What the task requires = Every line of the material is to be quoted verbatim, minus the pictures.
[Begin Exercise input]
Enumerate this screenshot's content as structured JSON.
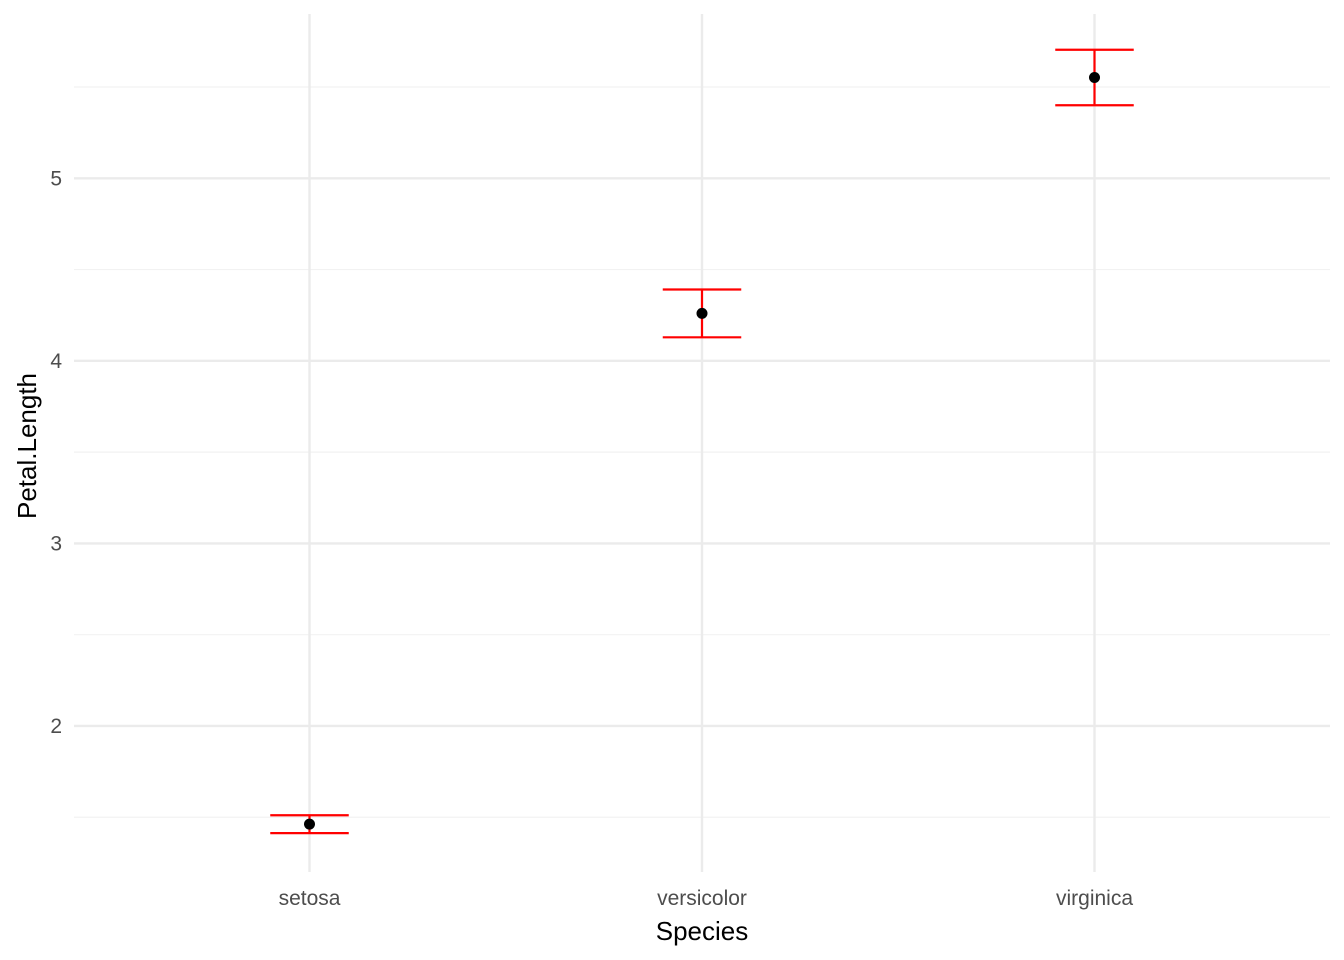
{
  "chart_data": {
    "type": "errorbar",
    "title": "",
    "xlabel": "Species",
    "ylabel": "Petal.Length",
    "categories": [
      "setosa",
      "versicolor",
      "virginica"
    ],
    "series": [
      {
        "mean": [
          1.462,
          4.26,
          5.552
        ],
        "lower": [
          1.413,
          4.129,
          5.4
        ],
        "upper": [
          1.511,
          4.391,
          5.704
        ]
      }
    ],
    "ylim": [
      1.2,
      5.9
    ],
    "yticks": [
      2,
      3,
      4,
      5
    ],
    "y_minor_ticks": [
      1.5,
      2.5,
      3.5,
      4.5,
      5.5
    ],
    "grid": true,
    "legend": "none",
    "colors": {
      "point": "#000000",
      "errorbar": "#ff0000",
      "grid_major": "#ebebeb",
      "grid_minor": "#f2f2f2"
    }
  }
}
[End Exercise input]
Right answer =
Enumerate this screenshot's content as structured JSON.
{
  "chart_data": {
    "type": "errorbar",
    "title": "",
    "xlabel": "Species",
    "ylabel": "Petal.Length",
    "categories": [
      "setosa",
      "versicolor",
      "virginica"
    ],
    "series": [
      {
        "mean": [
          1.462,
          4.26,
          5.552
        ],
        "lower": [
          1.413,
          4.129,
          5.4
        ],
        "upper": [
          1.511,
          4.391,
          5.704
        ]
      }
    ],
    "ylim": [
      1.2,
      5.9
    ],
    "yticks": [
      2,
      3,
      4,
      5
    ],
    "y_minor_ticks": [
      1.5,
      2.5,
      3.5,
      4.5,
      5.5
    ],
    "grid": true,
    "legend": "none",
    "colors": {
      "point": "#000000",
      "errorbar": "#ff0000",
      "grid_major": "#ebebeb",
      "grid_minor": "#f2f2f2"
    }
  }
}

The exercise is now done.